- [INSTRUCTION]:
Scan the data for "Peter" and copy the lines it appears in.
------------------------------------------------
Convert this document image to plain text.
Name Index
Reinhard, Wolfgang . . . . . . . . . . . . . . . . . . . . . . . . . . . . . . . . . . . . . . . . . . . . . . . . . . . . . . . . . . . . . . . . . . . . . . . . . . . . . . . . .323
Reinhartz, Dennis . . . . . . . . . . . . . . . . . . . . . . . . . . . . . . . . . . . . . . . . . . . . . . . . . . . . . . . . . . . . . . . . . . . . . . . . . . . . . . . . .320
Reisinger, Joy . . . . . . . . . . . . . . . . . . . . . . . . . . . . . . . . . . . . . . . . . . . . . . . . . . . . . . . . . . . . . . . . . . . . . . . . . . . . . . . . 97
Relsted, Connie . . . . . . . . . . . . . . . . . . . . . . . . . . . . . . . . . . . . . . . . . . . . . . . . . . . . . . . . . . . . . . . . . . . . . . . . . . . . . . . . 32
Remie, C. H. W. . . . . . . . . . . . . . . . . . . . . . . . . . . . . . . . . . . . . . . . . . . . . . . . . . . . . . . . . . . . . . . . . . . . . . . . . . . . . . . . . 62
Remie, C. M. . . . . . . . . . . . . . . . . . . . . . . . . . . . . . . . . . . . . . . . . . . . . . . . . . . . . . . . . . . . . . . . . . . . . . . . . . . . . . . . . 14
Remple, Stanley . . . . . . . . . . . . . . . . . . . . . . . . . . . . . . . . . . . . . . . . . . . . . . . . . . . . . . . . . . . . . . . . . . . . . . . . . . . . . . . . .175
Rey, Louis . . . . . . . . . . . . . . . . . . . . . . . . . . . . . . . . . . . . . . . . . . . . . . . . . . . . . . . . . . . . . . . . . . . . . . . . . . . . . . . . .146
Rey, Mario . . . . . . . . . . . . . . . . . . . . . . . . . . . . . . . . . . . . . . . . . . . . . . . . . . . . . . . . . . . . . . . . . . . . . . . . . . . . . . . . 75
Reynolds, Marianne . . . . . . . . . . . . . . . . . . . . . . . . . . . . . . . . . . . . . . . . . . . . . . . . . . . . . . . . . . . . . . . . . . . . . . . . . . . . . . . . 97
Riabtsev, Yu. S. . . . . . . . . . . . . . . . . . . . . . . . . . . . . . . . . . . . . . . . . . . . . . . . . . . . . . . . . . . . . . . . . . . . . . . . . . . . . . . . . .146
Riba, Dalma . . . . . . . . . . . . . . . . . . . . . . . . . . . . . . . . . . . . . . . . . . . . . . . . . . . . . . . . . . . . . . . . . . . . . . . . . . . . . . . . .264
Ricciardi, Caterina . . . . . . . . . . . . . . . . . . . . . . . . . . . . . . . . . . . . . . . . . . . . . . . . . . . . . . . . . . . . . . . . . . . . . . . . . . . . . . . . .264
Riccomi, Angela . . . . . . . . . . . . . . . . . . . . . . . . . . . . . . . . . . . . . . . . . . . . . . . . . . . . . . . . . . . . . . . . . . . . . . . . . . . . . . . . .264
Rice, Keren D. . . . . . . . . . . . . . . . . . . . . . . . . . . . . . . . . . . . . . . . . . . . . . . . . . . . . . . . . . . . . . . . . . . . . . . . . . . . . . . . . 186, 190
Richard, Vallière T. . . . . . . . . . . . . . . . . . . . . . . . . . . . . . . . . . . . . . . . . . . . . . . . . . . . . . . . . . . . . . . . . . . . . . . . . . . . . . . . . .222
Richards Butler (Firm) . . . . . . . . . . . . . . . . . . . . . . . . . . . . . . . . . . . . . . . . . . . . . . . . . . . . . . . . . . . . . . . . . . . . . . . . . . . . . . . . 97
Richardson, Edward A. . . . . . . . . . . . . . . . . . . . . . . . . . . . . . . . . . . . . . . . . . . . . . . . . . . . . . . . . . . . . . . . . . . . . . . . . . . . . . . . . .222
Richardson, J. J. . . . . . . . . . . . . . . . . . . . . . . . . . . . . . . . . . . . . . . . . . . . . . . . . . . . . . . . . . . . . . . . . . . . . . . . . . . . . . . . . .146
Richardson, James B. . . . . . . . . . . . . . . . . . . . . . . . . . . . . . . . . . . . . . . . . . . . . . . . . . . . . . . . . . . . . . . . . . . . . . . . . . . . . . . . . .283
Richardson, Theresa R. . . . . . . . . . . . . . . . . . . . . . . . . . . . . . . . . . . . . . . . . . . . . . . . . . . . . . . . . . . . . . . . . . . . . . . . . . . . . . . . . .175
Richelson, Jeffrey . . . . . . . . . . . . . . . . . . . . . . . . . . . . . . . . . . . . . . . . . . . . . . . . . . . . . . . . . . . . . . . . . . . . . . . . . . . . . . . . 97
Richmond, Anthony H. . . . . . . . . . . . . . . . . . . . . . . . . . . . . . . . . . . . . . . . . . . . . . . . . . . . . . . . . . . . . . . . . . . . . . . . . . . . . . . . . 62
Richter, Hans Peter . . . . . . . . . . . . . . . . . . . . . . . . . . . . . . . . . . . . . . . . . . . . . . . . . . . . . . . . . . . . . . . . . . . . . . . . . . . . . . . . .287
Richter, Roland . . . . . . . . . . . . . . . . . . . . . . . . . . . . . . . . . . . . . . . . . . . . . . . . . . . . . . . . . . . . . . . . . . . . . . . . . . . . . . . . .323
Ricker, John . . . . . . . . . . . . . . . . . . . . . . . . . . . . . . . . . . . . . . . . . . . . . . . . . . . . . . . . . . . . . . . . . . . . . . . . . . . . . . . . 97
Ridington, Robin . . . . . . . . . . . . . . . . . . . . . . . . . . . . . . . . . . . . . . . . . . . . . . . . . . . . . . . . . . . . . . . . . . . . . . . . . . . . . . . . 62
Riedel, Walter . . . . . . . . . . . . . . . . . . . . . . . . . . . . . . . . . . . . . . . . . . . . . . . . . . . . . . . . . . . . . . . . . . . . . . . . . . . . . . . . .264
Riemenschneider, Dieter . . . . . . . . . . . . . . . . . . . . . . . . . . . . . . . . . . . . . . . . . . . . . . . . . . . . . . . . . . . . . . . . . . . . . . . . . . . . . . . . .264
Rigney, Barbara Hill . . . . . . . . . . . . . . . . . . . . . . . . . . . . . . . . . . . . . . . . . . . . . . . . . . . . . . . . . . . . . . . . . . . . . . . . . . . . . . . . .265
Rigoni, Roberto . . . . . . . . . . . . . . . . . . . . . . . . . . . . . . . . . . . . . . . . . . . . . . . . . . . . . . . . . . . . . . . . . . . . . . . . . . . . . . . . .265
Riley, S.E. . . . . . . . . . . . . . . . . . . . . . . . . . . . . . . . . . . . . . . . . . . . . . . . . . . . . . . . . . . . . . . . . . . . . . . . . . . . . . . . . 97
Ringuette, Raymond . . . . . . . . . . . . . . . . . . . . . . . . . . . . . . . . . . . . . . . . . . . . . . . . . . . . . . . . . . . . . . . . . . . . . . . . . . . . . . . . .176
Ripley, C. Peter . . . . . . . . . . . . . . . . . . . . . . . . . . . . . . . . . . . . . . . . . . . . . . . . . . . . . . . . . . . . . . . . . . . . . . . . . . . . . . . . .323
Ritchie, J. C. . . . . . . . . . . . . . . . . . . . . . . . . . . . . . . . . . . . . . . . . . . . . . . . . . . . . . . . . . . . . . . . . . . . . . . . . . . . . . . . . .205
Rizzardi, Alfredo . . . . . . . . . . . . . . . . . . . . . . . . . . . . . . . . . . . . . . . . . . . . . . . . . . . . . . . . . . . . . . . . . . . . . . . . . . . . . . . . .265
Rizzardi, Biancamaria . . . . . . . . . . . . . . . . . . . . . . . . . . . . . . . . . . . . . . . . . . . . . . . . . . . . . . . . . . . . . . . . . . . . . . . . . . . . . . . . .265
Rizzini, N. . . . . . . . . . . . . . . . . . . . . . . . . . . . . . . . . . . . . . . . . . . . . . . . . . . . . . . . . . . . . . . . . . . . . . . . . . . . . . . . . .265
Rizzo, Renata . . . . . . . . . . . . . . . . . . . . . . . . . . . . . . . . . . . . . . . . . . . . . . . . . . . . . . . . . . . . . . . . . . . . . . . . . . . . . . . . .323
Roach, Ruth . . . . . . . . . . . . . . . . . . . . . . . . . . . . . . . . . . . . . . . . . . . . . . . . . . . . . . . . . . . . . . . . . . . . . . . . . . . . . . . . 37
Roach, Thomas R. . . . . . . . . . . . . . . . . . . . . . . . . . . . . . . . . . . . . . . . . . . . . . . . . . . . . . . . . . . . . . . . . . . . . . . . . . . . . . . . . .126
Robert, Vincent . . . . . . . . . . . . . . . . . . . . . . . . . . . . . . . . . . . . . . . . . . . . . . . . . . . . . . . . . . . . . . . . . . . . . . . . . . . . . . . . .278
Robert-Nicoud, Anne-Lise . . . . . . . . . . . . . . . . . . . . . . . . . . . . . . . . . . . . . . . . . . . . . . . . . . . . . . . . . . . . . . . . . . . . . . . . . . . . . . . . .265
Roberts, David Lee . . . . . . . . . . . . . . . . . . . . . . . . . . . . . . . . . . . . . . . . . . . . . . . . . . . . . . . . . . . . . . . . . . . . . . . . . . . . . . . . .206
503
------------------------------------------------
- [REPLY TO THE TASK]:
Richter, Hans Peter . . . . . . . . . . . . . . . . . . . . . . . . . . . . . . . . . . . . . . . . . . . . . . . . . . . . . . . . . . . . . . . . . . . . . . . . . . . . . . . . .287
Ripley, C. Peter . . . . . . . . . . . . . . . . . . . . . . . . . . . . . . . . . . . . . . . . . . . . . . . . . . . . . . . . . . . . . . . . . . . . . . . . . . . . . . . . .323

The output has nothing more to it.